THE REQUEST |
Quote the entries that follow exactly, leaving none out.

DATA FOR THIS TASK |
⟨

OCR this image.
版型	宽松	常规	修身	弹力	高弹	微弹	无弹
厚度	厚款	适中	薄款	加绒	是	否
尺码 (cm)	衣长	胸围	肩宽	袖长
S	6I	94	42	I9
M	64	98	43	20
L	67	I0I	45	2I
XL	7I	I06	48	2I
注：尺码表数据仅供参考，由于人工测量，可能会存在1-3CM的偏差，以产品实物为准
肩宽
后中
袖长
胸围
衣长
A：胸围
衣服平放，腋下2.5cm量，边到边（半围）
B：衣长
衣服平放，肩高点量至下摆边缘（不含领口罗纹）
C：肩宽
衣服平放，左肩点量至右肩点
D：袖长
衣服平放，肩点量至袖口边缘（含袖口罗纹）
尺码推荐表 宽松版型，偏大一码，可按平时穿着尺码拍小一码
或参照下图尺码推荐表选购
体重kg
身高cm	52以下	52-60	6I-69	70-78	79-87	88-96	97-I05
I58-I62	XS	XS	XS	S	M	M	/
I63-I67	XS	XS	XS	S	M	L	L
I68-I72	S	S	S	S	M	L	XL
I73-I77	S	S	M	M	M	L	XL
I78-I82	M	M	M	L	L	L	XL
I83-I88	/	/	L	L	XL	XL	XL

⟩

RESULT |
OCR this image.
版型	宽松	常规	修身	弹力	高弹	微弹	无弹
厚度	厚款	适中	薄款	加绒	是	否
尺码 (cm)	衣长	胸围	肩宽	袖长
S	6I	94	42	I9
M	64	98	43	20
L	67	I0I	45	2I
XL	7I	I06	48	2I
注：尺码表数据仅供参考，由于人工测量，可能会存在1-3CM的偏差，以产品实物为准
肩宽
后中
袖长
胸围
衣长
A：胸围
衣服平放，腋下2.5cm量，边到边（半围）
B：衣长
衣服平放，肩高点量至下摆边缘（不含领口罗纹）
C：肩宽
衣服平放，左肩点量至右肩点
D：袖长
衣服平放，肩点量至袖口边缘（含袖口罗纹）
尺码推荐表 宽松版型，偏大一码，可按平时穿着尺码拍小一码
或参照下图尺码推荐表选购
体重kg
身高cm	52以下	52-60	6I-69	70-78	79-87	88-96	97-I05
I58-I62	XS	XS	XS	S	M	M	/
I63-I67	XS	XS	XS	S	M	L	L
I68-I72	S	S	S	S	M	L	XL
I73-I77	S	S	M	M	M	L	XL
I78-I82	M	M	M	L	L	L	XL
I83-I88	/	/	L	L	XL	XL	XL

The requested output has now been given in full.